▶ _What you have to do_:
Take every line where the string "coordination" appears and copy it.

:::

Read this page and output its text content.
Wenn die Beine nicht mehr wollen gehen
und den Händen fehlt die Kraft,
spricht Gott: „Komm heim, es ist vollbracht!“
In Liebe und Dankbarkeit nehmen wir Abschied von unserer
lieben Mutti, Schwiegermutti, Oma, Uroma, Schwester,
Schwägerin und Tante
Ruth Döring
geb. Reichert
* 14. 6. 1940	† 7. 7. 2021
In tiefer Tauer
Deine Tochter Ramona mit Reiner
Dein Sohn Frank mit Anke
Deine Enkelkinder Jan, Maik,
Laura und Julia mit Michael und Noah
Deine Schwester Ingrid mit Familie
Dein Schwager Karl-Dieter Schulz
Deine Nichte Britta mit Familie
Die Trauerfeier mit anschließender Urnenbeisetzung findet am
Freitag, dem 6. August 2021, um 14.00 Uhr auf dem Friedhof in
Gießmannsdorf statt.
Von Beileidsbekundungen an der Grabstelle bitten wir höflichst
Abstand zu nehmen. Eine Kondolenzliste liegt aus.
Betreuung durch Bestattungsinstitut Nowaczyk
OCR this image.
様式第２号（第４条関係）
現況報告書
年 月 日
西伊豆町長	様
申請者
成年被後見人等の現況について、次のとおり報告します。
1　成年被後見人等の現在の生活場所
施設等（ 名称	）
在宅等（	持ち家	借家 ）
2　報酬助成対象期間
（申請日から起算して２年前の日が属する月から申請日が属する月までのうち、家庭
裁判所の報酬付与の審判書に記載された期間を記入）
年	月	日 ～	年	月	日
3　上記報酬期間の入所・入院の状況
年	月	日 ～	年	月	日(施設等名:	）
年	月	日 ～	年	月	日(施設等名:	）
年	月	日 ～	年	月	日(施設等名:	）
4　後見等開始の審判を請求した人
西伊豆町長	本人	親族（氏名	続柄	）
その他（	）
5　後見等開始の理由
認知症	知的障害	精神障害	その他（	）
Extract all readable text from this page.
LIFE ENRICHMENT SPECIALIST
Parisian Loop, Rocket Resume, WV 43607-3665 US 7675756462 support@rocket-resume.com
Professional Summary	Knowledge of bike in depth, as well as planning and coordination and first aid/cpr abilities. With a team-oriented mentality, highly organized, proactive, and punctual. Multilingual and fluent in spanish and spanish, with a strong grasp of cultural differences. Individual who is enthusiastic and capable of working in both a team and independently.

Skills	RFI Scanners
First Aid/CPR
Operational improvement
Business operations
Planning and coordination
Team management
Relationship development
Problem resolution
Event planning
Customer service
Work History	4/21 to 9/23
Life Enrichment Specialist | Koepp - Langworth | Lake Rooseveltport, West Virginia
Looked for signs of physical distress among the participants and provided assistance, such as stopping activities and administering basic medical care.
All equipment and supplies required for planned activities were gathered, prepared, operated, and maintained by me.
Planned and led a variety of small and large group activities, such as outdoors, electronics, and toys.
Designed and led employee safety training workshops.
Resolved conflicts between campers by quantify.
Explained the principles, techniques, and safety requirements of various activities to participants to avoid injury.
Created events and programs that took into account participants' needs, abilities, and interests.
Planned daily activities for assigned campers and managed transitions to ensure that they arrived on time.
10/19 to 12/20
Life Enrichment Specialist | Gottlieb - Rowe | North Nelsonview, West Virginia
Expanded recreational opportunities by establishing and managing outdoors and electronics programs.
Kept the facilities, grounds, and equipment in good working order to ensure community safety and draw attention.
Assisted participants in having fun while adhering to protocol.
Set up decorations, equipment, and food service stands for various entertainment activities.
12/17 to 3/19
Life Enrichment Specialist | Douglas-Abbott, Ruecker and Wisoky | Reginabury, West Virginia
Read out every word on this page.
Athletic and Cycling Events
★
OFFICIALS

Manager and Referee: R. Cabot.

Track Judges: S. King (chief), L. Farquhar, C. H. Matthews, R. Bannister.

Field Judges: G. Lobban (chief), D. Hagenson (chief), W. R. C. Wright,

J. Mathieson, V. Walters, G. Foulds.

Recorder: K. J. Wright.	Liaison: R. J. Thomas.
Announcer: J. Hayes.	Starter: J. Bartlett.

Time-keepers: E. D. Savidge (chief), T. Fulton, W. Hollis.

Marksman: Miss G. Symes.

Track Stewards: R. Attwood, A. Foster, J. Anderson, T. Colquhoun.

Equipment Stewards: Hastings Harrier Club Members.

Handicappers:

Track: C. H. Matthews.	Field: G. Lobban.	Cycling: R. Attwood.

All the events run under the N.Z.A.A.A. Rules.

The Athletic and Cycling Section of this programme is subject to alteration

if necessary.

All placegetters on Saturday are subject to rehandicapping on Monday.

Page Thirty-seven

:::

▶ _Response_:
Professional Summary	Knowledge of bike in depth, as well as planning and coordination and first aid/cpr abilities. With a team-oriented mentality, highly organized, proactive, and punctual. Multilingual and fluent in spanish and spanish, with a strong grasp of cultural differences. Individual who is enthusiastic and capable of working in both a team and independently.
Planning and coordination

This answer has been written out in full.